WHAT YOU NEED TO DO >> Make an exact copy of the lines below.
* Start STORED DATA *
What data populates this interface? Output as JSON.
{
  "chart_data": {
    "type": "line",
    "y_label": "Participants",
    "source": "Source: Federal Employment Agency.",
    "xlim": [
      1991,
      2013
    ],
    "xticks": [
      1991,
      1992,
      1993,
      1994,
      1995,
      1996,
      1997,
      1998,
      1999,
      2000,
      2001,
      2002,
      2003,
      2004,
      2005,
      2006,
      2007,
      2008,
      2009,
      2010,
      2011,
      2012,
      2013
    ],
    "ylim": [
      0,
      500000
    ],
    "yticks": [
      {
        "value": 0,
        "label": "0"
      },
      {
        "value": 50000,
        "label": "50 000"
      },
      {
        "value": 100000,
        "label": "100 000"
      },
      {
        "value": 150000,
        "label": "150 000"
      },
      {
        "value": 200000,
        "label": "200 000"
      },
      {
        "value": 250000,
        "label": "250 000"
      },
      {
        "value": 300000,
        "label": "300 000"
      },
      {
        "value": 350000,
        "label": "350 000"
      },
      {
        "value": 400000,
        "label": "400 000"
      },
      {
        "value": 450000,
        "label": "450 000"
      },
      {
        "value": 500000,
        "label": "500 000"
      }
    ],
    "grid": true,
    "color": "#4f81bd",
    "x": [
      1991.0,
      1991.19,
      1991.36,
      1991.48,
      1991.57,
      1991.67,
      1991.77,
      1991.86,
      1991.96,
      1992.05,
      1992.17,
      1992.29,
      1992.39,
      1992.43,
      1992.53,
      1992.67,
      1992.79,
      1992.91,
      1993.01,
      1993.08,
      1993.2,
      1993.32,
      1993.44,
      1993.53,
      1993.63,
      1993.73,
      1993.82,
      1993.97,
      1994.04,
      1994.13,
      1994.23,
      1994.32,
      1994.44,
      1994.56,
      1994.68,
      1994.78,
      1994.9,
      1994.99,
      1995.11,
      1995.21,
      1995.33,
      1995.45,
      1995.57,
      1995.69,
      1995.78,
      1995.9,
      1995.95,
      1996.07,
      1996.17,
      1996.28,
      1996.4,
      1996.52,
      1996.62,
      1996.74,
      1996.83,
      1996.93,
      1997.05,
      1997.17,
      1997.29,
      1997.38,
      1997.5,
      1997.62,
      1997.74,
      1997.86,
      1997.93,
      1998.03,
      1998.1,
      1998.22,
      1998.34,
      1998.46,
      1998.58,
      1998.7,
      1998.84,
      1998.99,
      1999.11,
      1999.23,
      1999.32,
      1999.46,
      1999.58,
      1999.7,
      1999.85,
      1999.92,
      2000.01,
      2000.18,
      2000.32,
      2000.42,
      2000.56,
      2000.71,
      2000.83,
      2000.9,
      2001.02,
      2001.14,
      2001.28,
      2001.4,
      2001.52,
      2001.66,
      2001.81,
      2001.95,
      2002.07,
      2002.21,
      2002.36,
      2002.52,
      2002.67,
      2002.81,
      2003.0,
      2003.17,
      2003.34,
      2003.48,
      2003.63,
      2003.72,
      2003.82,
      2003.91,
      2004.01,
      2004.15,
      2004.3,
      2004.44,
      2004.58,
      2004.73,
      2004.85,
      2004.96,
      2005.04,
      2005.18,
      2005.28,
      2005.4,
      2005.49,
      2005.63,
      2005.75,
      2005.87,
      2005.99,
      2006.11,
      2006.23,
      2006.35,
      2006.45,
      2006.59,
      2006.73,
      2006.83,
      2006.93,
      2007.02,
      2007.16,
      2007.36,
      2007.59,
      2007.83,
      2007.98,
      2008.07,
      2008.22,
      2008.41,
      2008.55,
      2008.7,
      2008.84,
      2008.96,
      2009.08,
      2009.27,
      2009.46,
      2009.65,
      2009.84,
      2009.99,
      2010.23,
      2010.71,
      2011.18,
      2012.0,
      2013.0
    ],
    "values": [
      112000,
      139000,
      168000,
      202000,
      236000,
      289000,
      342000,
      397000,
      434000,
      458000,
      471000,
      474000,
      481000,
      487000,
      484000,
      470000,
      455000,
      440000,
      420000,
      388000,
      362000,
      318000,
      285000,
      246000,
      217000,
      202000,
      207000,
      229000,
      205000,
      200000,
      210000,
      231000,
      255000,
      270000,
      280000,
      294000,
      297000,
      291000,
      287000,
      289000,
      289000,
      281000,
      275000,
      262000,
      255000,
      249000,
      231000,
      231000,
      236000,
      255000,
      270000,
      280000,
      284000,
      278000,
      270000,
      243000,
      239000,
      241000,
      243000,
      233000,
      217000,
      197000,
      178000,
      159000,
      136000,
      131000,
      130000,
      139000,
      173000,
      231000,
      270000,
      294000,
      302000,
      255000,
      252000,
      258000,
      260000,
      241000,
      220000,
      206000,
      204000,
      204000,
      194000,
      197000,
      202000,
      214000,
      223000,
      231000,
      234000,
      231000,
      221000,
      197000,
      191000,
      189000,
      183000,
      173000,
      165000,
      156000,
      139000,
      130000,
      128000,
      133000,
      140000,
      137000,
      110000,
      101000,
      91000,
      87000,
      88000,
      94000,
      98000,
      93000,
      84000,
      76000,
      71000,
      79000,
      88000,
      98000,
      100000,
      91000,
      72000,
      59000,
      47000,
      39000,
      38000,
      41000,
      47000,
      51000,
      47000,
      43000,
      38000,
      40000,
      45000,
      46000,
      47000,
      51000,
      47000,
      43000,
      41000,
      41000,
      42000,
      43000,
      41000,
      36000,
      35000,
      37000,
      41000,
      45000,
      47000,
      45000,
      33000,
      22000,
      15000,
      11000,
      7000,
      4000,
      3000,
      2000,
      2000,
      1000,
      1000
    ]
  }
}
* End STORED DATA *
WORKED SOLUTION >>
What data populates this interface? Output as JSON.
{
  "chart_data": {
    "type": "line",
    "y_label": "Participants",
    "source": "Source: Federal Employment Agency.",
    "xlim": [
      1991,
      2013
    ],
    "xticks": [
      1991,
      1992,
      1993,
      1994,
      1995,
      1996,
      1997,
      1998,
      1999,
      2000,
      2001,
      2002,
      2003,
      2004,
      2005,
      2006,
      2007,
      2008,
      2009,
      2010,
      2011,
      2012,
      2013
    ],
    "ylim": [
      0,
      500000
    ],
    "yticks": [
      {
        "value": 0,
        "label": "0"
      },
      {
        "value": 50000,
        "label": "50 000"
      },
      {
        "value": 100000,
        "label": "100 000"
      },
      {
        "value": 150000,
        "label": "150 000"
      },
      {
        "value": 200000,
        "label": "200 000"
      },
      {
        "value": 250000,
        "label": "250 000"
      },
      {
        "value": 300000,
        "label": "300 000"
      },
      {
        "value": 350000,
        "label": "350 000"
      },
      {
        "value": 400000,
        "label": "400 000"
      },
      {
        "value": 450000,
        "label": "450 000"
      },
      {
        "value": 500000,
        "label": "500 000"
      }
    ],
    "grid": true,
    "color": "#4f81bd",
    "x": [
      1991.0,
      1991.19,
      1991.36,
      1991.48,
      1991.57,
      1991.67,
      1991.77,
      1991.86,
      1991.96,
      1992.05,
      1992.17,
      1992.29,
      1992.39,
      1992.43,
      1992.53,
      1992.67,
      1992.79,
      1992.91,
      1993.01,
      1993.08,
      1993.2,
      1993.32,
      1993.44,
      1993.53,
      1993.63,
      1993.73,
      1993.82,
      1993.97,
      1994.04,
      1994.13,
      1994.23,
      1994.32,
      1994.44,
      1994.56,
      1994.68,
      1994.78,
      1994.9,
      1994.99,
      1995.11,
      1995.21,
      1995.33,
      1995.45,
      1995.57,
      1995.69,
      1995.78,
      1995.9,
      1995.95,
      1996.07,
      1996.17,
      1996.28,
      1996.4,
      1996.52,
      1996.62,
      1996.74,
      1996.83,
      1996.93,
      1997.05,
      1997.17,
      1997.29,
      1997.38,
      1997.5,
      1997.62,
      1997.74,
      1997.86,
      1997.93,
      1998.03,
      1998.1,
      1998.22,
      1998.34,
      1998.46,
      1998.58,
      1998.7,
      1998.84,
      1998.99,
      1999.11,
      1999.23,
      1999.32,
      1999.46,
      1999.58,
      1999.7,
      1999.85,
      1999.92,
      2000.01,
      2000.18,
      2000.32,
      2000.42,
      2000.56,
      2000.71,
      2000.83,
      2000.9,
      2001.02,
      2001.14,
      2001.28,
      2001.4,
      2001.52,
      2001.66,
      2001.81,
      2001.95,
      2002.07,
      2002.21,
      2002.36,
      2002.52,
      2002.67,
      2002.81,
      2003.0,
      2003.17,
      2003.34,
      2003.48,
      2003.63,
      2003.72,
      2003.82,
      2003.91,
      2004.01,
      2004.15,
      2004.3,
      2004.44,
      2004.58,
      2004.73,
      2004.85,
      2004.96,
      2005.04,
      2005.18,
      2005.28,
      2005.4,
      2005.49,
      2005.63,
      2005.75,
      2005.87,
      2005.99,
      2006.11,
      2006.23,
      2006.35,
      2006.45,
      2006.59,
      2006.73,
      2006.83,
      2006.93,
      2007.02,
      2007.16,
      2007.36,
      2007.59,
      2007.83,
      2007.98,
      2008.07,
      2008.22,
      2008.41,
      2008.55,
      2008.7,
      2008.84,
      2008.96,
      2009.08,
      2009.27,
      2009.46,
      2009.65,
      2009.84,
      2009.99,
      2010.23,
      2010.71,
      2011.18,
      2012.0,
      2013.0
    ],
    "values": [
      112000,
      139000,
      168000,
      202000,
      236000,
      289000,
      342000,
      397000,
      434000,
      458000,
      471000,
      474000,
      481000,
      487000,
      484000,
      470000,
      455000,
      440000,
      420000,
      388000,
      362000,
      318000,
      285000,
      246000,
      217000,
      202000,
      207000,
      229000,
      205000,
      200000,
      210000,
      231000,
      255000,
      270000,
      280000,
      294000,
      297000,
      291000,
      287000,
      289000,
      289000,
      281000,
      275000,
      262000,
      255000,
      249000,
      231000,
      231000,
      236000,
      255000,
      270000,
      280000,
      284000,
      278000,
      270000,
      243000,
      239000,
      241000,
      243000,
      233000,
      217000,
      197000,
      178000,
      159000,
      136000,
      131000,
      130000,
      139000,
      173000,
      231000,
      270000,
      294000,
      302000,
      255000,
      252000,
      258000,
      260000,
      241000,
      220000,
      206000,
      204000,
      204000,
      194000,
      197000,
      202000,
      214000,
      223000,
      231000,
      234000,
      231000,
      221000,
      197000,
      191000,
      189000,
      183000,
      173000,
      165000,
      156000,
      139000,
      130000,
      128000,
      133000,
      140000,
      137000,
      110000,
      101000,
      91000,
      87000,
      88000,
      94000,
      98000,
      93000,
      84000,
      76000,
      71000,
      79000,
      88000,
      98000,
      100000,
      91000,
      72000,
      59000,
      47000,
      39000,
      38000,
      41000,
      47000,
      51000,
      47000,
      43000,
      38000,
      40000,
      45000,
      46000,
      47000,
      51000,
      47000,
      43000,
      41000,
      41000,
      42000,
      43000,
      41000,
      36000,
      35000,
      37000,
      41000,
      45000,
      47000,
      45000,
      33000,
      22000,
      15000,
      11000,
      7000,
      4000,
      3000,
      2000,
      2000,
      1000,
      1000
    ]
  }
}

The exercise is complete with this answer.